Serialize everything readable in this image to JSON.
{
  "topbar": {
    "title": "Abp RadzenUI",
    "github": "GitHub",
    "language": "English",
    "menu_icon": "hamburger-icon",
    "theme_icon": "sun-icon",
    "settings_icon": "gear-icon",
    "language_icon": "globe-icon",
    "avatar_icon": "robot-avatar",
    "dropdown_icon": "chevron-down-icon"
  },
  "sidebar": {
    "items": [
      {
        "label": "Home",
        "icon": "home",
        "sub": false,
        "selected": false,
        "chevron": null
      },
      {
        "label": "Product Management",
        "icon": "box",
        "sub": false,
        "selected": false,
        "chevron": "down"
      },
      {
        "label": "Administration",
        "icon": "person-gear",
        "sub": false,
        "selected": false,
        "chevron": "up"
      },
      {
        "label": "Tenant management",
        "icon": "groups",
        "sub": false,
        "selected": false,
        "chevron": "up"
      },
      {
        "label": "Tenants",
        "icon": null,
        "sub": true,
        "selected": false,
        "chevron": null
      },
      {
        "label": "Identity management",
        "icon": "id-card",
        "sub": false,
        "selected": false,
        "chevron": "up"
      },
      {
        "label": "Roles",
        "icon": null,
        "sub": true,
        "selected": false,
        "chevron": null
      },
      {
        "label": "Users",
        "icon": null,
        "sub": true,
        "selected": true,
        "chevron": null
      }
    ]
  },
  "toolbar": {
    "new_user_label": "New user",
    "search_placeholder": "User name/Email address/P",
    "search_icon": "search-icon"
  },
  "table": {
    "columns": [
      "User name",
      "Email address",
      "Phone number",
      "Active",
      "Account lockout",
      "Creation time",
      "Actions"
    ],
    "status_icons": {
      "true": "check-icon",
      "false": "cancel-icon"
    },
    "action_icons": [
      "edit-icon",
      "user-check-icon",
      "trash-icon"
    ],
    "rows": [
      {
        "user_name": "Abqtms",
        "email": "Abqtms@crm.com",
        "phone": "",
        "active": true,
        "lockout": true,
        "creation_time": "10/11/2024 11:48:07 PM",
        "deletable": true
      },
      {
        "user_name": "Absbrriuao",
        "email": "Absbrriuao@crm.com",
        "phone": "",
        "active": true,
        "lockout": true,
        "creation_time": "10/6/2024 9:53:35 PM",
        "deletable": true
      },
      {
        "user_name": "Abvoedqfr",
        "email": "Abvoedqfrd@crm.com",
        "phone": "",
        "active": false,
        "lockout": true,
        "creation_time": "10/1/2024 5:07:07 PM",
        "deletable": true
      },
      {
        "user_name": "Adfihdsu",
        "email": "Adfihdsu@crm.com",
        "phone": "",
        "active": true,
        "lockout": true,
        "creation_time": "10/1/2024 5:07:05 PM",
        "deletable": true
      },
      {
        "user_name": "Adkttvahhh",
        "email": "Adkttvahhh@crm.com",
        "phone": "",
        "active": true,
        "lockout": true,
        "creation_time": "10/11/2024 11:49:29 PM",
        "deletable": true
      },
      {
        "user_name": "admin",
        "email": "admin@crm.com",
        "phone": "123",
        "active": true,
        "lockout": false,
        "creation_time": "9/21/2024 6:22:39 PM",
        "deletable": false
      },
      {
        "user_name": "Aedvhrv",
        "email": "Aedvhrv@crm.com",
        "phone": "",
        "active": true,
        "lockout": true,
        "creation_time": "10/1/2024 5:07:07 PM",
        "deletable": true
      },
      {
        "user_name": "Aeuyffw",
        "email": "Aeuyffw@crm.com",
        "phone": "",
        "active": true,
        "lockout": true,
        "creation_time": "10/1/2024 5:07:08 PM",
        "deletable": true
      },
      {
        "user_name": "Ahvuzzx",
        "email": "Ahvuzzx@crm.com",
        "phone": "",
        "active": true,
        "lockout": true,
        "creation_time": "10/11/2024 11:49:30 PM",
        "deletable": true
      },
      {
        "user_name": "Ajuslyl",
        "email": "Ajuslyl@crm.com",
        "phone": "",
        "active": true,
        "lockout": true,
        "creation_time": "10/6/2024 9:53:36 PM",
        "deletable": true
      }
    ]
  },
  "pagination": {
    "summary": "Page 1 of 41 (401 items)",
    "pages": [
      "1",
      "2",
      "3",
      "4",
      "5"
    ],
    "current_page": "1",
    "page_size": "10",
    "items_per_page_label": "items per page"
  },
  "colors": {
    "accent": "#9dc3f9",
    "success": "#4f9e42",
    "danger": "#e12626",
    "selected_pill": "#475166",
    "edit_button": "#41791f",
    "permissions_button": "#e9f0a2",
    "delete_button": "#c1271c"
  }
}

# # #

PROBLEM:
Your task is to repeat every line exactly.

ANSWER BELOW:
Serialize everything readable in this image to JSON.
{
  "topbar": {
    "title": "Abp RadzenUI",
    "github": "GitHub",
    "language": "English",
    "menu_icon": "hamburger-icon",
    "theme_icon": "sun-icon",
    "settings_icon": "gear-icon",
    "language_icon": "globe-icon",
    "avatar_icon": "robot-avatar",
    "dropdown_icon": "chevron-down-icon"
  },
  "sidebar": {
    "items": [
      {
        "label": "Home",
        "icon": "home",
        "sub": false,
        "selected": false,
        "chevron": null
      },
      {
        "label": "Product Management",
        "icon": "box",
        "sub": false,
        "selected": false,
        "chevron": "down"
      },
      {
        "label": "Administration",
        "icon": "person-gear",
        "sub": false,
        "selected": false,
        "chevron": "up"
      },
      {
        "label": "Tenant management",
        "icon": "groups",
        "sub": false,
        "selected": false,
        "chevron": "up"
      },
      {
        "label": "Tenants",
        "icon": null,
        "sub": true,
        "selected": false,
        "chevron": null
      },
      {
        "label": "Identity management",
        "icon": "id-card",
        "sub": false,
        "selected": false,
        "chevron": "up"
      },
      {
        "label": "Roles",
        "icon": null,
        "sub": true,
        "selected": false,
        "chevron": null
      },
      {
        "label": "Users",
        "icon": null,
        "sub": true,
        "selected": true,
        "chevron": null
      }
    ]
  },
  "toolbar": {
    "new_user_label": "New user",
    "search_placeholder": "User name/Email address/P",
    "search_icon": "search-icon"
  },
  "table": {
    "columns": [
      "User name",
      "Email address",
      "Phone number",
      "Active",
      "Account lockout",
      "Creation time",
      "Actions"
    ],
    "status_icons": {
      "true": "check-icon",
      "false": "cancel-icon"
    },
    "action_icons": [
      "edit-icon",
      "user-check-icon",
      "trash-icon"
    ],
    "rows": [
      {
        "user_name": "Abqtms",
        "email": "Abqtms@crm.com",
        "phone": "",
        "active": true,
        "lockout": true,
        "creation_time": "10/11/2024 11:48:07 PM",
        "deletable": true
      },
      {
        "user_name": "Absbrriuao",
        "email": "Absbrriuao@crm.com",
        "phone": "",
        "active": true,
        "lockout": true,
        "creation_time": "10/6/2024 9:53:35 PM",
        "deletable": true
      },
      {
        "user_name": "Abvoedqfr",
        "email": "Abvoedqfrd@crm.com",
        "phone": "",
        "active": false,
        "lockout": true,
        "creation_time": "10/1/2024 5:07:07 PM",
        "deletable": true
      },
      {
        "user_name": "Adfihdsu",
        "email": "Adfihdsu@crm.com",
        "phone": "",
        "active": true,
        "lockout": true,
        "creation_time": "10/1/2024 5:07:05 PM",
        "deletable": true
      },
      {
        "user_name": "Adkttvahhh",
        "email": "Adkttvahhh@crm.com",
        "phone": "",
        "active": true,
        "lockout": true,
        "creation_time": "10/11/2024 11:49:29 PM",
        "deletable": true
      },
      {
        "user_name": "admin",
        "email": "admin@crm.com",
        "phone": "123",
        "active": true,
        "lockout": false,
        "creation_time": "9/21/2024 6:22:39 PM",
        "deletable": false
      },
      {
        "user_name": "Aedvhrv",
        "email": "Aedvhrv@crm.com",
        "phone": "",
        "active": true,
        "lockout": true,
        "creation_time": "10/1/2024 5:07:07 PM",
        "deletable": true
      },
      {
        "user_name": "Aeuyffw",
        "email": "Aeuyffw@crm.com",
        "phone": "",
        "active": true,
        "lockout": true,
        "creation_time": "10/1/2024 5:07:08 PM",
        "deletable": true
      },
      {
        "user_name": "Ahvuzzx",
        "email": "Ahvuzzx@crm.com",
        "phone": "",
        "active": true,
        "lockout": true,
        "creation_time": "10/11/2024 11:49:30 PM",
        "deletable": true
      },
      {
        "user_name": "Ajuslyl",
        "email": "Ajuslyl@crm.com",
        "phone": "",
        "active": true,
        "lockout": true,
        "creation_time": "10/6/2024 9:53:36 PM",
        "deletable": true
      }
    ]
  },
  "pagination": {
    "summary": "Page 1 of 41 (401 items)",
    "pages": [
      "1",
      "2",
      "3",
      "4",
      "5"
    ],
    "current_page": "1",
    "page_size": "10",
    "items_per_page_label": "items per page"
  },
  "colors": {
    "accent": "#9dc3f9",
    "success": "#4f9e42",
    "danger": "#e12626",
    "selected_pill": "#475166",
    "edit_button": "#41791f",
    "permissions_button": "#e9f0a2",
    "delete_button": "#c1271c"
  }
}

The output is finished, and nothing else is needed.